WHAT YOU ARE ASKED TO DO: Pull each line containing "field" out of the data and copy it.

Data excerpts:
** begin **
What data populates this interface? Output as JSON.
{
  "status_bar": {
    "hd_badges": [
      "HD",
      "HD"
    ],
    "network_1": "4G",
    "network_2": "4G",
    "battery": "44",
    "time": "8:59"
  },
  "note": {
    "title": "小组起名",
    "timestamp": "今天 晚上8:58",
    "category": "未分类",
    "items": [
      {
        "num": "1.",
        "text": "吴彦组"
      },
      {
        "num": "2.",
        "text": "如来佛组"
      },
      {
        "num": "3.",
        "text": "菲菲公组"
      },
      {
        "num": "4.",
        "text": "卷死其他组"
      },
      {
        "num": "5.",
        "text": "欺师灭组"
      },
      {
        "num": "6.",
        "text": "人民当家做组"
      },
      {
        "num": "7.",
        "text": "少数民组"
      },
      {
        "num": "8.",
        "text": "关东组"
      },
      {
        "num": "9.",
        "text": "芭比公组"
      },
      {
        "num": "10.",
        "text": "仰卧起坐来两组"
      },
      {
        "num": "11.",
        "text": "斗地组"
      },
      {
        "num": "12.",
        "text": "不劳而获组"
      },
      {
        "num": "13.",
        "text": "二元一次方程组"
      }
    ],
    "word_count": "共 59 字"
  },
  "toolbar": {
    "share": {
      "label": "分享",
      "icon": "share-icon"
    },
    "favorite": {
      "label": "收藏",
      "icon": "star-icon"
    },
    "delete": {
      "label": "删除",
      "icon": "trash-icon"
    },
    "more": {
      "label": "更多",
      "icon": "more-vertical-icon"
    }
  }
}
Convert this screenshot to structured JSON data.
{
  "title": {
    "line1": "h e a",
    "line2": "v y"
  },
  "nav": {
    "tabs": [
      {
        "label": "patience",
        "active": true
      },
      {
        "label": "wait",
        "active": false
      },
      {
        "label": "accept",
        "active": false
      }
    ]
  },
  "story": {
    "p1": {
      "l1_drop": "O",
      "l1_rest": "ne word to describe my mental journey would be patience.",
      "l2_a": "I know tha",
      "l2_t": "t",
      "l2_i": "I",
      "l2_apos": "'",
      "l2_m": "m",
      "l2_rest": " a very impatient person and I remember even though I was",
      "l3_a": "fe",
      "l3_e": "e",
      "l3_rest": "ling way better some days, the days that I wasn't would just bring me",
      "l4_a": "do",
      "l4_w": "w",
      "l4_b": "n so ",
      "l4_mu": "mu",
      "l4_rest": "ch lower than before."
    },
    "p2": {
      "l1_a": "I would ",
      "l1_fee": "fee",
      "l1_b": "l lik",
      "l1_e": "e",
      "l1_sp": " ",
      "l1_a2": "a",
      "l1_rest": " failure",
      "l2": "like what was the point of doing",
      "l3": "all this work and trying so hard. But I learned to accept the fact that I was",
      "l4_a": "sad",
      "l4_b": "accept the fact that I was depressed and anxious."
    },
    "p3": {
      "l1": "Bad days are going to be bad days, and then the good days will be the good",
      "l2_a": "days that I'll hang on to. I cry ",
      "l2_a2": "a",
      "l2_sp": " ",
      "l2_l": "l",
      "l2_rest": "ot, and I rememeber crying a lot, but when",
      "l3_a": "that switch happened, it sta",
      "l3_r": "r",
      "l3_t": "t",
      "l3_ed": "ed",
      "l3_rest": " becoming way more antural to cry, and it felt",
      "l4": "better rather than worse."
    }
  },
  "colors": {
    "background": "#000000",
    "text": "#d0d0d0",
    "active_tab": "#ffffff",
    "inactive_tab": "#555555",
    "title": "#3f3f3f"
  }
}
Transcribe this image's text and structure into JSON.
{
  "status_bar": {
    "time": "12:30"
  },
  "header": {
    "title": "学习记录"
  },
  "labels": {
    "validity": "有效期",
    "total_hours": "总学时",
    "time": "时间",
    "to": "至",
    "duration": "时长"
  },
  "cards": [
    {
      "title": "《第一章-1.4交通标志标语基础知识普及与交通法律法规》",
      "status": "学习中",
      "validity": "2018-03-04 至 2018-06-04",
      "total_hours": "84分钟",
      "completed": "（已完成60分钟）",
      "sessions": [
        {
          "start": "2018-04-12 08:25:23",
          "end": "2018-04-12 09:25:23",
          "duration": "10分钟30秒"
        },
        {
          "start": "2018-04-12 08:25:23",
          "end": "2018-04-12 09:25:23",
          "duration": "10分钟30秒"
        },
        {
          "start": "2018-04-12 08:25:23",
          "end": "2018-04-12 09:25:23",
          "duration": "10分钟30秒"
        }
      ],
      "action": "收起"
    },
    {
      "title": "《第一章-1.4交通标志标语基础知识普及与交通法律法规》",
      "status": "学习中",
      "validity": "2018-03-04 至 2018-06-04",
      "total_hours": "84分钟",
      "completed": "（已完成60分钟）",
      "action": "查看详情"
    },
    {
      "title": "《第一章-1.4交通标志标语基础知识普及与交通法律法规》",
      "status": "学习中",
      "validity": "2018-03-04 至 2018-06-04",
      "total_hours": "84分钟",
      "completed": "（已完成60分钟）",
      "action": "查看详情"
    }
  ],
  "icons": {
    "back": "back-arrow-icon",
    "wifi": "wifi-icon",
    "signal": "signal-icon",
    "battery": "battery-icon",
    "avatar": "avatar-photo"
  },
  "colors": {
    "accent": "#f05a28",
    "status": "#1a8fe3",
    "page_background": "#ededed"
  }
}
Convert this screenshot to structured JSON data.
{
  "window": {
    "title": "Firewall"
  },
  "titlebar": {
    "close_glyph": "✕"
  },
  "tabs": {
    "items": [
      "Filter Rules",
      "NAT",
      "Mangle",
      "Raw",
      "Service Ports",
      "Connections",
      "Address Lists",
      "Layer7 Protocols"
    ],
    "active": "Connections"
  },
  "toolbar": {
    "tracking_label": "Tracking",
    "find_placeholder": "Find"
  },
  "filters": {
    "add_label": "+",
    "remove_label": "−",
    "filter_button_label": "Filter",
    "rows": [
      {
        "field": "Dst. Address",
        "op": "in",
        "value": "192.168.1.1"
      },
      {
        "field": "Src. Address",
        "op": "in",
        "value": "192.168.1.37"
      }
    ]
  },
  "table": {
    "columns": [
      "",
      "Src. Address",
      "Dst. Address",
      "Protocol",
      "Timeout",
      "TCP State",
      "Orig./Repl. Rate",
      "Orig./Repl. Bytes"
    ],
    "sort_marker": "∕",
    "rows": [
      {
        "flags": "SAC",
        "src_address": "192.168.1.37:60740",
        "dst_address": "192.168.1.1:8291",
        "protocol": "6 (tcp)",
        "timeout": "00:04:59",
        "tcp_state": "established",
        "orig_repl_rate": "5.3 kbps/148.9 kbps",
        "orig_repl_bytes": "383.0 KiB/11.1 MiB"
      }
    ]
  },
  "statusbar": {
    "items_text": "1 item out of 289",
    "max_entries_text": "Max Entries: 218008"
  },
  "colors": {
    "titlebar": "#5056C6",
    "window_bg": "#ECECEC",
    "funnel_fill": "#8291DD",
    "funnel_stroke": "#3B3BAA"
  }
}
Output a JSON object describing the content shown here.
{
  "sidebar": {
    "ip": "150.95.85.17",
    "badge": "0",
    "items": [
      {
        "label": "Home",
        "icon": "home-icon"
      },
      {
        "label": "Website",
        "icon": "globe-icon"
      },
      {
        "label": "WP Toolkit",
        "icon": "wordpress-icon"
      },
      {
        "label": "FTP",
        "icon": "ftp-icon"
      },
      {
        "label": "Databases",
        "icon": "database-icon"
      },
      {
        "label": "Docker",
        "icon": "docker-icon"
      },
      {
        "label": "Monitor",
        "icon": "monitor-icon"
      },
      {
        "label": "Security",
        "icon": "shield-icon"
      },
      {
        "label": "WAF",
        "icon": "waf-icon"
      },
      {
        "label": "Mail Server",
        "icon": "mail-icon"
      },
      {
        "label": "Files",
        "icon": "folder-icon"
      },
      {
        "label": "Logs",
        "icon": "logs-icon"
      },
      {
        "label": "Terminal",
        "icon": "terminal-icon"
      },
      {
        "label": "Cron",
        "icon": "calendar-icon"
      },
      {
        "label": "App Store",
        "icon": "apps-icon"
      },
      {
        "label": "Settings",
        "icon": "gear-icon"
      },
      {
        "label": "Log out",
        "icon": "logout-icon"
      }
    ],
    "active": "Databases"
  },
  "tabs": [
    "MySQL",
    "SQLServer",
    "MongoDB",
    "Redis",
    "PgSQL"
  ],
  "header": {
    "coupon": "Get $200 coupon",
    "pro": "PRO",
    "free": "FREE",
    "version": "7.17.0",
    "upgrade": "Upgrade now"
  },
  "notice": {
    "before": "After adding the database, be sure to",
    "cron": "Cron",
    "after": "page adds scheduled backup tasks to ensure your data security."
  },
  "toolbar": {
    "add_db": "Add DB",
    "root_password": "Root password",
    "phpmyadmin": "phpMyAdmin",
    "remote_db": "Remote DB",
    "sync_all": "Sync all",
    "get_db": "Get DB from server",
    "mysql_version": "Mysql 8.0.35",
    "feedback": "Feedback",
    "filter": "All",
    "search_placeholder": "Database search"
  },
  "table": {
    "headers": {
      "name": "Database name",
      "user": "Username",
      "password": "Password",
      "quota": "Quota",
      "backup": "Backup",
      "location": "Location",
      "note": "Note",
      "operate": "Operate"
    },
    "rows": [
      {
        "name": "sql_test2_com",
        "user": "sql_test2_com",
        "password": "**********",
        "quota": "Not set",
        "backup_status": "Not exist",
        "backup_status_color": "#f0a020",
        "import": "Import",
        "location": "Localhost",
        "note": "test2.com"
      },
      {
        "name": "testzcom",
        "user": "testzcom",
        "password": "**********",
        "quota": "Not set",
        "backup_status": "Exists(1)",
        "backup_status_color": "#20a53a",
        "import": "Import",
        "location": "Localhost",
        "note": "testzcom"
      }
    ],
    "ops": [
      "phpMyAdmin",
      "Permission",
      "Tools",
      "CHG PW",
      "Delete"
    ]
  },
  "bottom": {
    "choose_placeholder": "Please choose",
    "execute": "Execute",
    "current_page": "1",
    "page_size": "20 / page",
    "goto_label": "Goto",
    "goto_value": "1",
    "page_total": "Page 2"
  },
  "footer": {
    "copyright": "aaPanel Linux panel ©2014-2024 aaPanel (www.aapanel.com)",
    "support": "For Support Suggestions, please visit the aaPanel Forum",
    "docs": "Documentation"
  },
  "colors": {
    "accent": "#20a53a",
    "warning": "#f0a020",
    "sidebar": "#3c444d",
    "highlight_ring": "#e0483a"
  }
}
** end **
EXERCISE RESULT:
        "field": "Dst. Address",
        "field": "Src. Address",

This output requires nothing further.